THE EXERCISE ->
Below are some records; give them all again exactly, but not the pictures.

- - - - -

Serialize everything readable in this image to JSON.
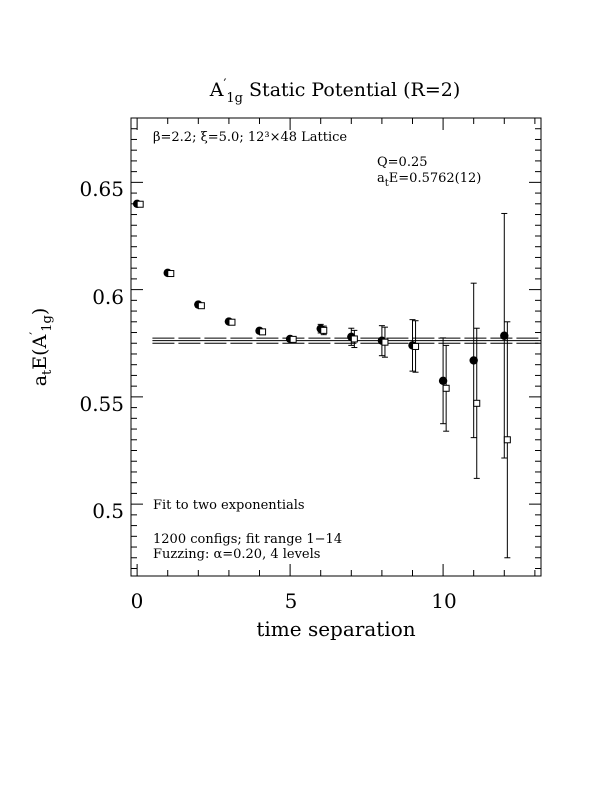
{
  "title_main": "A",
  "title_prime": "′",
  "title_sub": "1g",
  "title_rest": " Static Potential (R=2)",
  "lattice_info": "β=2.2; ξ=5.0; 12³×48 Lattice",
  "q_label": "Q=0.25",
  "energy_a": "a",
  "energy_t": "t",
  "energy_rest": "E=0.5762(12)",
  "fit_note_1": "Fit to two exponentials",
  "fit_note_2": "1200 configs; fit range 1−14",
  "fit_note_3": "Fuzzing: α=0.20, 4 levels",
  "ylabel_a": "a",
  "ylabel_t": "t",
  "ylabel_E": "E(A",
  "ylabel_prime": "′",
  "ylabel_sub": "1g",
  "ylabel_close": ")",
  "xlabel": "time separation",
  "chart_data": {
    "type": "scatter",
    "xlim": [
      -0.2,
      13.2
    ],
    "ylim": [
      0.4665,
      0.68
    ],
    "x_ticks": [
      0,
      5,
      10
    ],
    "y_ticks": [
      0.5,
      0.55,
      0.6,
      0.65
    ],
    "x_tick_labels": [
      "0",
      "5",
      "10"
    ],
    "y_tick_labels": [
      "0.5",
      "0.55",
      "0.6",
      "0.65"
    ],
    "fit": {
      "value": 0.5762,
      "error": 0.0012,
      "range": [
        0.5,
        13.2
      ]
    },
    "series": [
      {
        "marker": "filled-circle",
        "points": [
          {
            "x": 0,
            "y": 0.64,
            "err": 0.0
          },
          {
            "x": 1,
            "y": 0.6078,
            "err": 0.0
          },
          {
            "x": 2,
            "y": 0.593,
            "err": 0.0
          },
          {
            "x": 3,
            "y": 0.5851,
            "err": 0.0
          },
          {
            "x": 4,
            "y": 0.5808,
            "err": 0.0
          },
          {
            "x": 5,
            "y": 0.577,
            "err": 0.0
          },
          {
            "x": 6,
            "y": 0.5818,
            "err": 0.002
          },
          {
            "x": 7,
            "y": 0.578,
            "err": 0.004
          },
          {
            "x": 8,
            "y": 0.5762,
            "err": 0.007
          },
          {
            "x": 9,
            "y": 0.574,
            "err": 0.012
          },
          {
            "x": 10,
            "y": 0.5575,
            "err": 0.02
          },
          {
            "x": 11,
            "y": 0.567,
            "err": 0.036
          },
          {
            "x": 12,
            "y": 0.5785,
            "err": 0.057
          }
        ]
      },
      {
        "marker": "open-square",
        "points": [
          {
            "x": 0.1,
            "y": 0.6398,
            "err": 0.0
          },
          {
            "x": 1.1,
            "y": 0.6075,
            "err": 0.0
          },
          {
            "x": 2.1,
            "y": 0.5925,
            "err": 0.0
          },
          {
            "x": 3.1,
            "y": 0.5848,
            "err": 0.0
          },
          {
            "x": 4.1,
            "y": 0.5803,
            "err": 0.0
          },
          {
            "x": 5.1,
            "y": 0.5768,
            "err": 0.0
          },
          {
            "x": 6.1,
            "y": 0.581,
            "err": 0.002
          },
          {
            "x": 7.1,
            "y": 0.577,
            "err": 0.004
          },
          {
            "x": 8.1,
            "y": 0.5755,
            "err": 0.007
          },
          {
            "x": 9.1,
            "y": 0.5735,
            "err": 0.012
          },
          {
            "x": 10.1,
            "y": 0.554,
            "err": 0.02
          },
          {
            "x": 11.1,
            "y": 0.547,
            "err": 0.035
          },
          {
            "x": 12.1,
            "y": 0.53,
            "err": 0.055
          }
        ]
      }
    ]
  }
}
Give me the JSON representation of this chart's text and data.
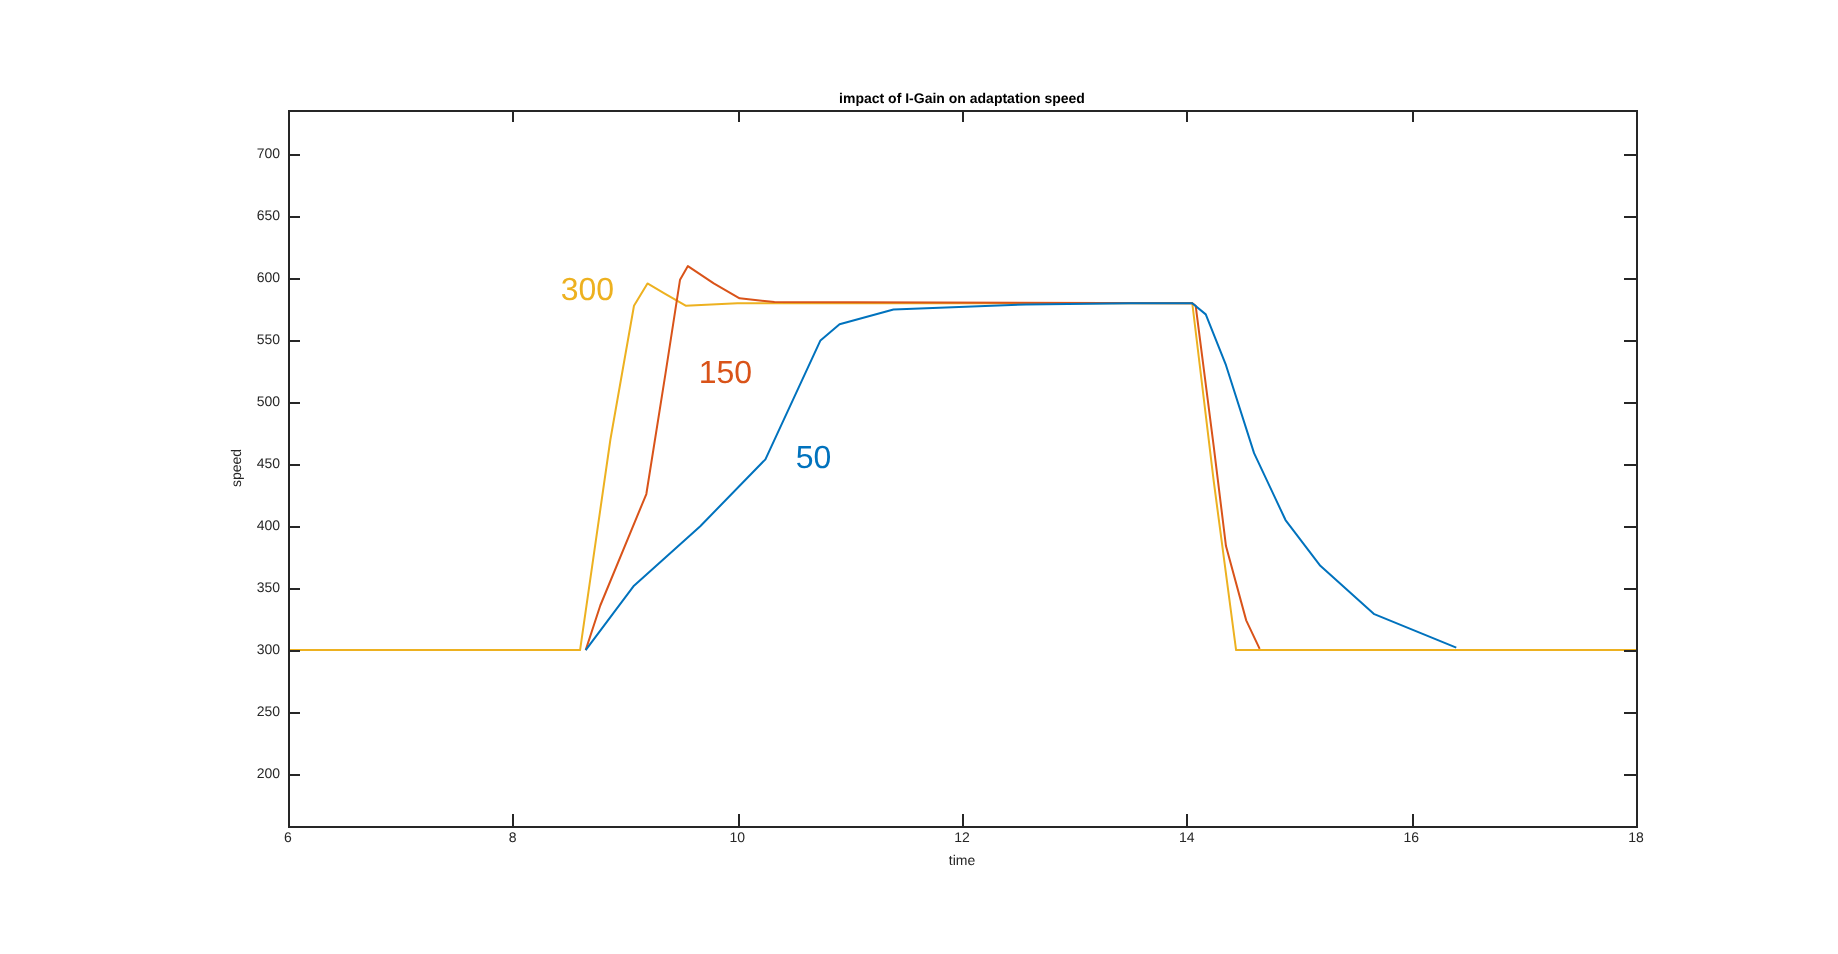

- - - - -

ANSWER ->
Serialize everything readable in this image to JSON.
{
  "title_main": "A",
  "title_prime": "′",
  "title_sub": "1g",
  "title_rest": " Static Potential (R=2)",
  "lattice_info": "β=2.2; ξ=5.0; 12³×48 Lattice",
  "q_label": "Q=0.25",
  "energy_a": "a",
  "energy_t": "t",
  "energy_rest": "E=0.5762(12)",
  "fit_note_1": "Fit to two exponentials",
  "fit_note_2": "1200 configs; fit range 1−14",
  "fit_note_3": "Fuzzing: α=0.20, 4 levels",
  "ylabel_a": "a",
  "ylabel_t": "t",
  "ylabel_E": "E(A",
  "ylabel_prime": "′",
  "ylabel_sub": "1g",
  "ylabel_close": ")",
  "xlabel": "time separation",
  "chart_data": {
    "type": "scatter",
    "xlim": [
      -0.2,
      13.2
    ],
    "ylim": [
      0.4665,
      0.68
    ],
    "x_ticks": [
      0,
      5,
      10
    ],
    "y_ticks": [
      0.5,
      0.55,
      0.6,
      0.65
    ],
    "x_tick_labels": [
      "0",
      "5",
      "10"
    ],
    "y_tick_labels": [
      "0.5",
      "0.55",
      "0.6",
      "0.65"
    ],
    "fit": {
      "value": 0.5762,
      "error": 0.0012,
      "range": [
        0.5,
        13.2
      ]
    },
    "series": [
      {
        "marker": "filled-circle",
        "points": [
          {
            "x": 0,
            "y": 0.64,
            "err": 0.0
          },
          {
            "x": 1,
            "y": 0.6078,
            "err": 0.0
          },
          {
            "x": 2,
            "y": 0.593,
            "err": 0.0
          },
          {
            "x": 3,
            "y": 0.5851,
            "err": 0.0
          },
          {
            "x": 4,
            "y": 0.5808,
            "err": 0.0
          },
          {
            "x": 5,
            "y": 0.577,
            "err": 0.0
          },
          {
            "x": 6,
            "y": 0.5818,
            "err": 0.002
          },
          {
            "x": 7,
            "y": 0.578,
            "err": 0.004
          },
          {
            "x": 8,
            "y": 0.5762,
            "err": 0.007
          },
          {
            "x": 9,
            "y": 0.574,
            "err": 0.012
          },
          {
            "x": 10,
            "y": 0.5575,
            "err": 0.02
          },
          {
            "x": 11,
            "y": 0.567,
            "err": 0.036
          },
          {
            "x": 12,
            "y": 0.5785,
            "err": 0.057
          }
        ]
      },
      {
        "marker": "open-square",
        "points": [
          {
            "x": 0.1,
            "y": 0.6398,
            "err": 0.0
          },
          {
            "x": 1.1,
            "y": 0.6075,
            "err": 0.0
          },
          {
            "x": 2.1,
            "y": 0.5925,
            "err": 0.0
          },
          {
            "x": 3.1,
            "y": 0.5848,
            "err": 0.0
          },
          {
            "x": 4.1,
            "y": 0.5803,
            "err": 0.0
          },
          {
            "x": 5.1,
            "y": 0.5768,
            "err": 0.0
          },
          {
            "x": 6.1,
            "y": 0.581,
            "err": 0.002
          },
          {
            "x": 7.1,
            "y": 0.577,
            "err": 0.004
          },
          {
            "x": 8.1,
            "y": 0.5755,
            "err": 0.007
          },
          {
            "x": 9.1,
            "y": 0.5735,
            "err": 0.012
          },
          {
            "x": 10.1,
            "y": 0.554,
            "err": 0.02
          },
          {
            "x": 11.1,
            "y": 0.547,
            "err": 0.035
          },
          {
            "x": 12.1,
            "y": 0.53,
            "err": 0.055
          }
        ]
      }
    ]
  }
}
Give me the JSON representation of this chart's text and data.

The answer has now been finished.